▸ **DIRECTION**
Extract, from the records beneath this instruction, each line that contains the word "JSON".

****************************************

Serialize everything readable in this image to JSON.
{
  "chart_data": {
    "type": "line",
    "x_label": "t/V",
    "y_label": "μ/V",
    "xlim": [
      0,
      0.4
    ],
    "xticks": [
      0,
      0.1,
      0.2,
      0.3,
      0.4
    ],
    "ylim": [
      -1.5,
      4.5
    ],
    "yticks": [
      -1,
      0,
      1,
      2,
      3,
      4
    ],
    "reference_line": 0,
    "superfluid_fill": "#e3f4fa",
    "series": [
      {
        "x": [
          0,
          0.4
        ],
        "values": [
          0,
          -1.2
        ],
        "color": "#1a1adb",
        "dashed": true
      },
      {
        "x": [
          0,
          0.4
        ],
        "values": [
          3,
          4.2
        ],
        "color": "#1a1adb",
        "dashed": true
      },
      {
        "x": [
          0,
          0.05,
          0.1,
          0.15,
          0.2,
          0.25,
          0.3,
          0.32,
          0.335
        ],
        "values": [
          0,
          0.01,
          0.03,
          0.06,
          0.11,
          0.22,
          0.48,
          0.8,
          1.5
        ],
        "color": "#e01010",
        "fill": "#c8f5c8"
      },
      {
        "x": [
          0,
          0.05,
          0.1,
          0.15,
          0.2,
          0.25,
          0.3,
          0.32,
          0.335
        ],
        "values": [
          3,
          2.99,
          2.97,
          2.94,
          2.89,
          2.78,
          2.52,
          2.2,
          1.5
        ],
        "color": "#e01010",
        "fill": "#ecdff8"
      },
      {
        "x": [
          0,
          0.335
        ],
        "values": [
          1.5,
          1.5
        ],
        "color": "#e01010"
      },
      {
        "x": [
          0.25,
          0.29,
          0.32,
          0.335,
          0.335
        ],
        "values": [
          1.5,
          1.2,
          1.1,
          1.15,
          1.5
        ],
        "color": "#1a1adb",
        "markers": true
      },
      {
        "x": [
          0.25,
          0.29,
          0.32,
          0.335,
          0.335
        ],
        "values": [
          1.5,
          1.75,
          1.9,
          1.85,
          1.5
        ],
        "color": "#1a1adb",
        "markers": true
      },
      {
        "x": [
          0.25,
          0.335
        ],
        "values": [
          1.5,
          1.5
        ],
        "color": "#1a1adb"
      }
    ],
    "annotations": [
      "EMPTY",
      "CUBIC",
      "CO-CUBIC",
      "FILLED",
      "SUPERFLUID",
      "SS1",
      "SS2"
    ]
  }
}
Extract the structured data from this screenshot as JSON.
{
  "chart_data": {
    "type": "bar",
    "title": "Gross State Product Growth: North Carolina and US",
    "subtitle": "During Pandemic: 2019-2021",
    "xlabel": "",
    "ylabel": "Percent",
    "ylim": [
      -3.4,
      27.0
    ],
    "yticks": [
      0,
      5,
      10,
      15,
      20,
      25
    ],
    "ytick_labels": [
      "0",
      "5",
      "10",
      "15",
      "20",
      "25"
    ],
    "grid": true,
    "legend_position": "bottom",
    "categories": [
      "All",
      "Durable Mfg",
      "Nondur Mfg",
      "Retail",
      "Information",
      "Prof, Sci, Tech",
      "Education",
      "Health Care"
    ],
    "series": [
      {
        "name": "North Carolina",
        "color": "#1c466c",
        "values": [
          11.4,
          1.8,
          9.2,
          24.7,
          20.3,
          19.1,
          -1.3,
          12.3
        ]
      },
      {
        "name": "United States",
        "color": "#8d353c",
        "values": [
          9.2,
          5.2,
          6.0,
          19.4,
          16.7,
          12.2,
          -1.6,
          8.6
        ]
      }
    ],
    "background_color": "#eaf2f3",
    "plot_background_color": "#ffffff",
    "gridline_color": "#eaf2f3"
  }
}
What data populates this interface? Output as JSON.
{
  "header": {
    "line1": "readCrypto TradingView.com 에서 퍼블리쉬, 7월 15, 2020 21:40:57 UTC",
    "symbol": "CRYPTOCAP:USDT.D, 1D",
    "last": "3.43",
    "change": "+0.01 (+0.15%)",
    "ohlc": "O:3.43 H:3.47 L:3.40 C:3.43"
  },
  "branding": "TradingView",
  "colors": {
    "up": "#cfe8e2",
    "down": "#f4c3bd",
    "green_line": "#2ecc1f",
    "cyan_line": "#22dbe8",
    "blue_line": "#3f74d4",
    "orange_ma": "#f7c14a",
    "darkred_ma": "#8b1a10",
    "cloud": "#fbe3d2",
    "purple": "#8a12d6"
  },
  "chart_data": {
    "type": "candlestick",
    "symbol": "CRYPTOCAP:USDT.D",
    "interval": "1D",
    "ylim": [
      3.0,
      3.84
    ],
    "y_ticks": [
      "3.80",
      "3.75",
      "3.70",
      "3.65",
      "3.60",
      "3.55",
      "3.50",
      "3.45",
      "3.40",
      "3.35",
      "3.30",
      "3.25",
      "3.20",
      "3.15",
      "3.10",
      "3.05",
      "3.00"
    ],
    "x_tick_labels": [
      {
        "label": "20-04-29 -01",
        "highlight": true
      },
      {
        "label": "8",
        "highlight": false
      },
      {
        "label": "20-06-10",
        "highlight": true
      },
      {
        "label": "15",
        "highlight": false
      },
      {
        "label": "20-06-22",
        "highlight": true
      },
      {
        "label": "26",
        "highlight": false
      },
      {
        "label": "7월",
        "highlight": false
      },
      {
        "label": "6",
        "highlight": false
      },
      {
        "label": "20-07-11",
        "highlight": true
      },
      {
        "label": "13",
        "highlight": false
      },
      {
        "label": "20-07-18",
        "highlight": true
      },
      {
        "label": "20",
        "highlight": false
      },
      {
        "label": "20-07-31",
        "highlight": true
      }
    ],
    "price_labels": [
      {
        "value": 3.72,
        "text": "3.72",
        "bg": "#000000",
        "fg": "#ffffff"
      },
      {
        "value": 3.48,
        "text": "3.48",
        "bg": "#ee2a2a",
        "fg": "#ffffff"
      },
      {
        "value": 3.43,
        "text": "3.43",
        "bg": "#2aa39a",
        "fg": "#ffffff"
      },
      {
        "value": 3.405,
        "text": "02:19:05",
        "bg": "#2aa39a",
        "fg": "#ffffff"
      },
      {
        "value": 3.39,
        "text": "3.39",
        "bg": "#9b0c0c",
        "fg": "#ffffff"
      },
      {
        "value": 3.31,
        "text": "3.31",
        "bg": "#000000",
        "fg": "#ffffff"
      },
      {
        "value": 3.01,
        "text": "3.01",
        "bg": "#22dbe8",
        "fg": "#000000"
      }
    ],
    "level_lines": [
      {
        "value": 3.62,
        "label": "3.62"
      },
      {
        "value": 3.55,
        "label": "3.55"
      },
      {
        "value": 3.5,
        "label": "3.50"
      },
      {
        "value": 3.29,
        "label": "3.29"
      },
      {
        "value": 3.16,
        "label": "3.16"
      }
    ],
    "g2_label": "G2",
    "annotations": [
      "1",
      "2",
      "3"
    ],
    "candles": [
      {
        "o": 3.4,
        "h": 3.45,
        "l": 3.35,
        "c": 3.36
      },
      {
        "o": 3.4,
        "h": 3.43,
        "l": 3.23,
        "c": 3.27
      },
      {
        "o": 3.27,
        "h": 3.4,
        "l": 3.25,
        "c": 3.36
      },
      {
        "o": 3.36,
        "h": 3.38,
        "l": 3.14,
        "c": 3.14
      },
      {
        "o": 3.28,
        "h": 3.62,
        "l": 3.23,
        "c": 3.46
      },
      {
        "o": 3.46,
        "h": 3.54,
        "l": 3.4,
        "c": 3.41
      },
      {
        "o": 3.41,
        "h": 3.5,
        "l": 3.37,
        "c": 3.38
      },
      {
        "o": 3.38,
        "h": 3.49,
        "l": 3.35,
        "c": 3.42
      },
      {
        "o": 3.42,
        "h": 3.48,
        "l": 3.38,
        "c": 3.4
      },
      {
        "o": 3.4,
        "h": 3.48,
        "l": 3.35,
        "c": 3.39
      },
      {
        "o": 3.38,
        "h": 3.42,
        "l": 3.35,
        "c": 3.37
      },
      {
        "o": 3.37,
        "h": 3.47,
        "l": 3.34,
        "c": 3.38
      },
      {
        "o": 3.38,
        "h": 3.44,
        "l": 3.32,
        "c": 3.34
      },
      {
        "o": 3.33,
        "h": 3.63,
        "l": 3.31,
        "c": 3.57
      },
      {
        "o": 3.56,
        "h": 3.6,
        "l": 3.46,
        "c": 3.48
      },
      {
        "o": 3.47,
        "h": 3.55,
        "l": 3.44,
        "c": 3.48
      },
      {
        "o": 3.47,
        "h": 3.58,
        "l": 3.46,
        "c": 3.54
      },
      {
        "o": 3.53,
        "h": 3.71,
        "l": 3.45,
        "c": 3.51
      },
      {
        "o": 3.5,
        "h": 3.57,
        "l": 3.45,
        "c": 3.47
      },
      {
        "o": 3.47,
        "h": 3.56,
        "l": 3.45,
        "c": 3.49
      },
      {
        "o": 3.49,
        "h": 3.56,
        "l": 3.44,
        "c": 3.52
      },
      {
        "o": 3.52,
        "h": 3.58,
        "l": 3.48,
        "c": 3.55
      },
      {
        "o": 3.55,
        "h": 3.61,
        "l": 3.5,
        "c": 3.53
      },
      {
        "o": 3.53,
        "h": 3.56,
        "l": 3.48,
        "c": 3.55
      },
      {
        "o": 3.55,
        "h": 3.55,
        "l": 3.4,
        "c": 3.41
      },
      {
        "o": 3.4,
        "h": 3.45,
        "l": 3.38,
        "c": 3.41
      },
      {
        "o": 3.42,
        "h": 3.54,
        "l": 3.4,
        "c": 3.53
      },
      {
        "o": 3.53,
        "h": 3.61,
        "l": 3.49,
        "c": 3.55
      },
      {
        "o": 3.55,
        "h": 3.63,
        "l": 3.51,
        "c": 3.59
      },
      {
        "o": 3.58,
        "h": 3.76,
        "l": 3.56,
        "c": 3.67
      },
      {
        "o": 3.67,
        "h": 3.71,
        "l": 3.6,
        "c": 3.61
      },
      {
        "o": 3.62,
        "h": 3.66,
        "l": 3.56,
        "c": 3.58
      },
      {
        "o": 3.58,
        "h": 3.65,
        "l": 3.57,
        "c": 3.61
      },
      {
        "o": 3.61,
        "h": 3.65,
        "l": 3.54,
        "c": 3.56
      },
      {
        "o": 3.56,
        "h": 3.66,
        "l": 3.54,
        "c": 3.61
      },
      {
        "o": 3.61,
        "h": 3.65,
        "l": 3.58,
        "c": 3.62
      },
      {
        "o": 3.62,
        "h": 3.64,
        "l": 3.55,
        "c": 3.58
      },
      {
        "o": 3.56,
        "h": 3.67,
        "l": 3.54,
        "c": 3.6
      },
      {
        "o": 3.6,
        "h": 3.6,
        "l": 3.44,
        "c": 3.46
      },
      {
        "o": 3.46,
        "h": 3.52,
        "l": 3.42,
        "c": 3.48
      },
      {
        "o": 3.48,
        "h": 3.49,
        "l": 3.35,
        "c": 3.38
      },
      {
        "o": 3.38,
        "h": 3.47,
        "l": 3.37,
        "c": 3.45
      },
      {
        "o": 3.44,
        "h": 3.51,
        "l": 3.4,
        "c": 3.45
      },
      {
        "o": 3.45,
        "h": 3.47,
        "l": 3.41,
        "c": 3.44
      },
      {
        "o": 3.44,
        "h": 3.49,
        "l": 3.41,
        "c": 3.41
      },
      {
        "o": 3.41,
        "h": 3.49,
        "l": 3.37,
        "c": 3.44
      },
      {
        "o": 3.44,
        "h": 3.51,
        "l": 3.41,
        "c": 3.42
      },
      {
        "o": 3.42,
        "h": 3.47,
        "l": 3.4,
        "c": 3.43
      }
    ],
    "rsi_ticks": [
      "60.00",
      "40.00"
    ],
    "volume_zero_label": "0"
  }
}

****************************************

▸ **FULL SOLUTION**
Serialize everything readable in this image to JSON.
Extract the structured data from this screenshot as JSON.
What data populates this interface? Output as JSON.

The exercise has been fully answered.